== TASK GOAL ==
Retype each record shown below, leaving every character as it is.

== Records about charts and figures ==
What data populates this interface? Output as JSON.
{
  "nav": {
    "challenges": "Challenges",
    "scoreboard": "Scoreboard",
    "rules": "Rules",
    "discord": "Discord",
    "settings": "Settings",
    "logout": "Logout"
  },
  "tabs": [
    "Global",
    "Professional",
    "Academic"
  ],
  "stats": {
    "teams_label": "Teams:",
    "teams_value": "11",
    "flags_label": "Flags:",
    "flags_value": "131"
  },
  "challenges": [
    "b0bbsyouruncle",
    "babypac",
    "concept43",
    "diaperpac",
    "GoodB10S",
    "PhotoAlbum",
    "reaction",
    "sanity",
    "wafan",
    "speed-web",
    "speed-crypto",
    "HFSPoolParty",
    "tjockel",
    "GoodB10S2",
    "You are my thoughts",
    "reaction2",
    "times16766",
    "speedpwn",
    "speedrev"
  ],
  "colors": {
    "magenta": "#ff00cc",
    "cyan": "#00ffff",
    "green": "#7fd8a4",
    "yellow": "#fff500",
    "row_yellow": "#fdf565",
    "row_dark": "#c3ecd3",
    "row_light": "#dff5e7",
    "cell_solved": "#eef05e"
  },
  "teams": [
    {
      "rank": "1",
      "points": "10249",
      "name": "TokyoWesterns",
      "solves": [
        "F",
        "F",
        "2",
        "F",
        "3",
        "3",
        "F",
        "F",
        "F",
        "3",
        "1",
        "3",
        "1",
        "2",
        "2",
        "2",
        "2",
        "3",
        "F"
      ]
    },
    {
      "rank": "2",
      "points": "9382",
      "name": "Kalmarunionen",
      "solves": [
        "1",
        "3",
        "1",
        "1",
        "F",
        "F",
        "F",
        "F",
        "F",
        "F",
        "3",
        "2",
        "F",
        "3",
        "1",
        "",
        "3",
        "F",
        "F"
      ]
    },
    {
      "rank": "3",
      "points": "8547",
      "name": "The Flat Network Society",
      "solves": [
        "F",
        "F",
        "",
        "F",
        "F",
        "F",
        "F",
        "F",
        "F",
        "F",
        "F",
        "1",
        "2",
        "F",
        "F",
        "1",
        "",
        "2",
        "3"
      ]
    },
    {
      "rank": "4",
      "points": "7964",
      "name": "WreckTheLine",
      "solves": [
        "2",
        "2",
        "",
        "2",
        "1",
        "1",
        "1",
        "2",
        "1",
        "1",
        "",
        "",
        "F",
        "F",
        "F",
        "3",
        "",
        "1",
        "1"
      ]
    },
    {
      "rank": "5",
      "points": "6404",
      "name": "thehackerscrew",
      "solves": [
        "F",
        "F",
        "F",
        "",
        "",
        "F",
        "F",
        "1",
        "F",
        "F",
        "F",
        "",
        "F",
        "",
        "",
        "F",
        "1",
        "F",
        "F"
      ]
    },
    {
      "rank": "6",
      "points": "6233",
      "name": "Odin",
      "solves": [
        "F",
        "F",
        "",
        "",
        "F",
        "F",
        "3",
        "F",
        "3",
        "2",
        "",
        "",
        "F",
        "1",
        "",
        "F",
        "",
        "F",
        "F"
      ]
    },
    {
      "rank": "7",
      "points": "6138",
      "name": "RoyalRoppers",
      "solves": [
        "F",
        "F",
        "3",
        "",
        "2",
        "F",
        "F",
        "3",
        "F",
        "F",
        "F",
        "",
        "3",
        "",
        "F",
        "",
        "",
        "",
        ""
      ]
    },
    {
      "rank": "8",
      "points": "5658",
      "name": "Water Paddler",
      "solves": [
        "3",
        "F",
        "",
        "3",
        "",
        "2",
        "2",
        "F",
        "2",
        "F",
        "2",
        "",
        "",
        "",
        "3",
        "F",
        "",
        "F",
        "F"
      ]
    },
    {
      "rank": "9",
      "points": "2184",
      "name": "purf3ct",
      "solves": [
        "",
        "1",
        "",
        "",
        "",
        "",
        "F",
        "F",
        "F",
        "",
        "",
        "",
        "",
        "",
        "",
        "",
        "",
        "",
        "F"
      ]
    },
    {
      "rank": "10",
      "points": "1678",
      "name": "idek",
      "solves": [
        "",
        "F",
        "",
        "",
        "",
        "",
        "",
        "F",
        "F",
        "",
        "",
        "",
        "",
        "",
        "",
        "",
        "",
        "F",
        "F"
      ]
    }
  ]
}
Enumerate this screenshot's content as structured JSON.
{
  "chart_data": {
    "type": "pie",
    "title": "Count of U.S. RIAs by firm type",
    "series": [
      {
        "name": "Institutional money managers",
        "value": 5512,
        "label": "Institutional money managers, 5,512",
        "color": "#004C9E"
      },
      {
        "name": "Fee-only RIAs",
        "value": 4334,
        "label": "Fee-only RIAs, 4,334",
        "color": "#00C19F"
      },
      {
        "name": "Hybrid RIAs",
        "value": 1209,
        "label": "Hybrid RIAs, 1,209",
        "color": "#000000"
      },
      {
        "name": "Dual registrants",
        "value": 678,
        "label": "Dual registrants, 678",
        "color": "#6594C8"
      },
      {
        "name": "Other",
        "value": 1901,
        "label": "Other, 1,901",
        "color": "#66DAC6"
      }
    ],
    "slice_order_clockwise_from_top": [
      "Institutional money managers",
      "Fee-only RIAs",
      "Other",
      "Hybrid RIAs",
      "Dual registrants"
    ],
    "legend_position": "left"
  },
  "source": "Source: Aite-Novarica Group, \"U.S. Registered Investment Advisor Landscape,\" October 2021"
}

== CORRECT OUTPUT ==
What data populates this interface? Output as JSON.
{
  "nav": {
    "challenges": "Challenges",
    "scoreboard": "Scoreboard",
    "rules": "Rules",
    "discord": "Discord",
    "settings": "Settings",
    "logout": "Logout"
  },
  "tabs": [
    "Global",
    "Professional",
    "Academic"
  ],
  "stats": {
    "teams_label": "Teams:",
    "teams_value": "11",
    "flags_label": "Flags:",
    "flags_value": "131"
  },
  "challenges": [
    "b0bbsyouruncle",
    "babypac",
    "concept43",
    "diaperpac",
    "GoodB10S",
    "PhotoAlbum",
    "reaction",
    "sanity",
    "wafan",
    "speed-web",
    "speed-crypto",
    "HFSPoolParty",
    "tjockel",
    "GoodB10S2",
    "You are my thoughts",
    "reaction2",
    "times16766",
    "speedpwn",
    "speedrev"
  ],
  "colors": {
    "magenta": "#ff00cc",
    "cyan": "#00ffff",
    "green": "#7fd8a4",
    "yellow": "#fff500",
    "row_yellow": "#fdf565",
    "row_dark": "#c3ecd3",
    "row_light": "#dff5e7",
    "cell_solved": "#eef05e"
  },
  "teams": [
    {
      "rank": "1",
      "points": "10249",
      "name": "TokyoWesterns",
      "solves": [
        "F",
        "F",
        "2",
        "F",
        "3",
        "3",
        "F",
        "F",
        "F",
        "3",
        "1",
        "3",
        "1",
        "2",
        "2",
        "2",
        "2",
        "3",
        "F"
      ]
    },
    {
      "rank": "2",
      "points": "9382",
      "name": "Kalmarunionen",
      "solves": [
        "1",
        "3",
        "1",
        "1",
        "F",
        "F",
        "F",
        "F",
        "F",
        "F",
        "3",
        "2",
        "F",
        "3",
        "1",
        "",
        "3",
        "F",
        "F"
      ]
    },
    {
      "rank": "3",
      "points": "8547",
      "name": "The Flat Network Society",
      "solves": [
        "F",
        "F",
        "",
        "F",
        "F",
        "F",
        "F",
        "F",
        "F",
        "F",
        "F",
        "1",
        "2",
        "F",
        "F",
        "1",
        "",
        "2",
        "3"
      ]
    },
    {
      "rank": "4",
      "points": "7964",
      "name": "WreckTheLine",
      "solves": [
        "2",
        "2",
        "",
        "2",
        "1",
        "1",
        "1",
        "2",
        "1",
        "1",
        "",
        "",
        "F",
        "F",
        "F",
        "3",
        "",
        "1",
        "1"
      ]
    },
    {
      "rank": "5",
      "points": "6404",
      "name": "thehackerscrew",
      "solves": [
        "F",
        "F",
        "F",
        "",
        "",
        "F",
        "F",
        "1",
        "F",
        "F",
        "F",
        "",
        "F",
        "",
        "",
        "F",
        "1",
        "F",
        "F"
      ]
    },
    {
      "rank": "6",
      "points": "6233",
      "name": "Odin",
      "solves": [
        "F",
        "F",
        "",
        "",
        "F",
        "F",
        "3",
        "F",
        "3",
        "2",
        "",
        "",
        "F",
        "1",
        "",
        "F",
        "",
        "F",
        "F"
      ]
    },
    {
      "rank": "7",
      "points": "6138",
      "name": "RoyalRoppers",
      "solves": [
        "F",
        "F",
        "3",
        "",
        "2",
        "F",
        "F",
        "3",
        "F",
        "F",
        "F",
        "",
        "3",
        "",
        "F",
        "",
        "",
        "",
        ""
      ]
    },
    {
      "rank": "8",
      "points": "5658",
      "name": "Water Paddler",
      "solves": [
        "3",
        "F",
        "",
        "3",
        "",
        "2",
        "2",
        "F",
        "2",
        "F",
        "2",
        "",
        "",
        "",
        "3",
        "F",
        "",
        "F",
        "F"
      ]
    },
    {
      "rank": "9",
      "points": "2184",
      "name": "purf3ct",
      "solves": [
        "",
        "1",
        "",
        "",
        "",
        "",
        "F",
        "F",
        "F",
        "",
        "",
        "",
        "",
        "",
        "",
        "",
        "",
        "",
        "F"
      ]
    },
    {
      "rank": "10",
      "points": "1678",
      "name": "idek",
      "solves": [
        "",
        "F",
        "",
        "",
        "",
        "",
        "",
        "F",
        "F",
        "",
        "",
        "",
        "",
        "",
        "",
        "",
        "",
        "F",
        "F"
      ]
    }
  ]
}
Enumerate this screenshot's content as structured JSON.
{
  "chart_data": {
    "type": "pie",
    "title": "Count of U.S. RIAs by firm type",
    "series": [
      {
        "name": "Institutional money managers",
        "value": 5512,
        "label": "Institutional money managers, 5,512",
        "color": "#004C9E"
      },
      {
        "name": "Fee-only RIAs",
        "value": 4334,
        "label": "Fee-only RIAs, 4,334",
        "color": "#00C19F"
      },
      {
        "name": "Hybrid RIAs",
        "value": 1209,
        "label": "Hybrid RIAs, 1,209",
        "color": "#000000"
      },
      {
        "name": "Dual registrants",
        "value": 678,
        "label": "Dual registrants, 678",
        "color": "#6594C8"
      },
      {
        "name": "Other",
        "value": 1901,
        "label": "Other, 1,901",
        "color": "#66DAC6"
      }
    ],
    "slice_order_clockwise_from_top": [
      "Institutional money managers",
      "Fee-only RIAs",
      "Other",
      "Hybrid RIAs",
      "Dual registrants"
    ],
    "legend_position": "left"
  },
  "source": "Source: Aite-Novarica Group, \"U.S. Registered Investment Advisor Landscape,\" October 2021"
}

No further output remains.